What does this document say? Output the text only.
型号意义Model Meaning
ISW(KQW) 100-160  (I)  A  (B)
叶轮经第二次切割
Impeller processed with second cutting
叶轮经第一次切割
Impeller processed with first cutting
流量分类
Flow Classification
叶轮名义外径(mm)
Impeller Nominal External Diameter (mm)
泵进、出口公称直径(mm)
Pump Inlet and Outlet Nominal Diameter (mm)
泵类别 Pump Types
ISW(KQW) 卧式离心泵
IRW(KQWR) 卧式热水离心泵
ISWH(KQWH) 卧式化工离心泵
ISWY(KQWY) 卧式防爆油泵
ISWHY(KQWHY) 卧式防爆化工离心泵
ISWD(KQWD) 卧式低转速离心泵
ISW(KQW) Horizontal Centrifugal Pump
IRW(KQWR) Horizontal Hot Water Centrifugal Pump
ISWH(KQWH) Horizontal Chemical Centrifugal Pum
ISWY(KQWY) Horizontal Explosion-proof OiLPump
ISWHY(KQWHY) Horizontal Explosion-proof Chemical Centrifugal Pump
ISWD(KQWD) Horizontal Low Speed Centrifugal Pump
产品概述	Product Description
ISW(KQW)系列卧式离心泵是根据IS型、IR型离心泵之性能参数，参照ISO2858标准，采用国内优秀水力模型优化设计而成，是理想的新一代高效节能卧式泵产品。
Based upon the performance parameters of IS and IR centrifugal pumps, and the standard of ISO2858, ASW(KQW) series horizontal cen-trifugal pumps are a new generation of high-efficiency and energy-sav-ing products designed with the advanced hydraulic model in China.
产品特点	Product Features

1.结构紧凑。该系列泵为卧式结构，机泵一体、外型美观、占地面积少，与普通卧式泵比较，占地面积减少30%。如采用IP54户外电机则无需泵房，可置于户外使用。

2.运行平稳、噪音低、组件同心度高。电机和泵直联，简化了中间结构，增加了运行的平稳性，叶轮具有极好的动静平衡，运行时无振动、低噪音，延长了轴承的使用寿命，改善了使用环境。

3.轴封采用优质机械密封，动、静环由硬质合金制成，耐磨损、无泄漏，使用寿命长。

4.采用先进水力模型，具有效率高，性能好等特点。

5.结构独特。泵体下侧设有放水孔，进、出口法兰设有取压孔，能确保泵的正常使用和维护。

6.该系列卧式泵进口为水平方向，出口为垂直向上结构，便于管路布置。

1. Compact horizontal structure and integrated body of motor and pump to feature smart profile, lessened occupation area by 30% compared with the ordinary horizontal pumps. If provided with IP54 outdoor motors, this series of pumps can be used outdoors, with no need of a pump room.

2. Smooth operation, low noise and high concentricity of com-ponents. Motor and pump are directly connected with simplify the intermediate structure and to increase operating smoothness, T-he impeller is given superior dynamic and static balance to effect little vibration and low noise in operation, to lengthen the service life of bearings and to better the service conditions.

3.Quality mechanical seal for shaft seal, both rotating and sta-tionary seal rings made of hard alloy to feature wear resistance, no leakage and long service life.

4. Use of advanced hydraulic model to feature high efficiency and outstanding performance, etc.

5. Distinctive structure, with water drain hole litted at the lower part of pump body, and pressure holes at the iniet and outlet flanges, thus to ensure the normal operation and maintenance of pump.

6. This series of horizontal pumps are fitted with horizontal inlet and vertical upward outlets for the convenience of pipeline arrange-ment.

---

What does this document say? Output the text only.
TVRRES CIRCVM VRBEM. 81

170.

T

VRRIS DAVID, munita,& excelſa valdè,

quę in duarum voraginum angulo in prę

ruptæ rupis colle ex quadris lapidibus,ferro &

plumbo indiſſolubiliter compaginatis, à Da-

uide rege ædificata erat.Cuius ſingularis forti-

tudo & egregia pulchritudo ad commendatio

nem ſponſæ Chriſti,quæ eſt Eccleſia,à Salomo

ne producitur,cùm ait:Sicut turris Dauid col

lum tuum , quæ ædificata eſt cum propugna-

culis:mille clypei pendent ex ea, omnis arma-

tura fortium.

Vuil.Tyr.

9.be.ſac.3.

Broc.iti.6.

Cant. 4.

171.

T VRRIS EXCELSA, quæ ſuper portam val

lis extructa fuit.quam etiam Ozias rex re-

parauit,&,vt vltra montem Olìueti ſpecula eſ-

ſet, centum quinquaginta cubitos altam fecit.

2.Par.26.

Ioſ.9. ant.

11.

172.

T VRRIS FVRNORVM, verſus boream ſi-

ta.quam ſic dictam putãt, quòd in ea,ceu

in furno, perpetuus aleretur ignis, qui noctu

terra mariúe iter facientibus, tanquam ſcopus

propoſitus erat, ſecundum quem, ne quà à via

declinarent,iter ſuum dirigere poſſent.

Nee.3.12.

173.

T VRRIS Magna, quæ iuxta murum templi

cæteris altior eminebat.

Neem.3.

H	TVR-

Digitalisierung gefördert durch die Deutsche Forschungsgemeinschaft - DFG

--

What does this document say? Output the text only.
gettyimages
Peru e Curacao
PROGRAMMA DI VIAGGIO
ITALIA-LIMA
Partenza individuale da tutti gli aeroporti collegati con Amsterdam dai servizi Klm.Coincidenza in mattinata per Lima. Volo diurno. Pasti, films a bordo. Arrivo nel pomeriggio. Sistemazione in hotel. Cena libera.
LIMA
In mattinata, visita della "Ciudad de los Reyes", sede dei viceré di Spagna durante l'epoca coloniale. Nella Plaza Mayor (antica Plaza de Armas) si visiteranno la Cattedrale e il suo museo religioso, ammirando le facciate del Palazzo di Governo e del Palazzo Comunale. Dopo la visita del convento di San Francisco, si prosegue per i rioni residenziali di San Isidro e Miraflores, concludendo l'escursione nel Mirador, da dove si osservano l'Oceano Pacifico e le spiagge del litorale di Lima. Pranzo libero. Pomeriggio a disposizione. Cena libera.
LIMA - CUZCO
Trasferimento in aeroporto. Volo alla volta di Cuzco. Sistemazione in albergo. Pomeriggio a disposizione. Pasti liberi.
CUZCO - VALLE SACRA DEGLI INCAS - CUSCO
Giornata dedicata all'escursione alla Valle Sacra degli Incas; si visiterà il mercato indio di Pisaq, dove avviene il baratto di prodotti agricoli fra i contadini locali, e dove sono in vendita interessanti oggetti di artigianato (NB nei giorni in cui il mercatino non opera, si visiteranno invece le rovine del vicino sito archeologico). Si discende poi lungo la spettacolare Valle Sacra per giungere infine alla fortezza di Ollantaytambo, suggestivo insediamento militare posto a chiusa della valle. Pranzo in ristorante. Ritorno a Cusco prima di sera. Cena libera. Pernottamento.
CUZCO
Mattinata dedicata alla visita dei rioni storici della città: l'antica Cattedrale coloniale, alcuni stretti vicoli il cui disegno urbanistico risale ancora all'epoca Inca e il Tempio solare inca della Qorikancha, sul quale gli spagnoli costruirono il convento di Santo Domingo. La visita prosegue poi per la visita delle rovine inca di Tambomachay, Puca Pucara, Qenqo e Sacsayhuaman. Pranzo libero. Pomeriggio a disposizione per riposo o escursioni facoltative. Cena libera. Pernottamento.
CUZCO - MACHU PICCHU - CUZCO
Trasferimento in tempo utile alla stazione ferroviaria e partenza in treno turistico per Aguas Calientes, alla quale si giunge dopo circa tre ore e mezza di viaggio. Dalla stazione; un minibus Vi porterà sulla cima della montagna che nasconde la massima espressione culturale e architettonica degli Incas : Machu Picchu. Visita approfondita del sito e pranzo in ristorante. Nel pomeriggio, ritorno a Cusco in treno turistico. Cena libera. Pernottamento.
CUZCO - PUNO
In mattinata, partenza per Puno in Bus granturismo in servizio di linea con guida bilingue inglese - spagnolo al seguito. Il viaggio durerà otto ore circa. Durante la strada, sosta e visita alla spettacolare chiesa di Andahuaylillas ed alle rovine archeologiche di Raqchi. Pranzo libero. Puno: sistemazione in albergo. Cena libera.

- What is asked: Copy each line of the listing that contains the string "KQWR".

- Full response:
IRW(KQWR) 卧式热水离心泵
IRW(KQWR) Horizontal Hot Water Centrifugal Pump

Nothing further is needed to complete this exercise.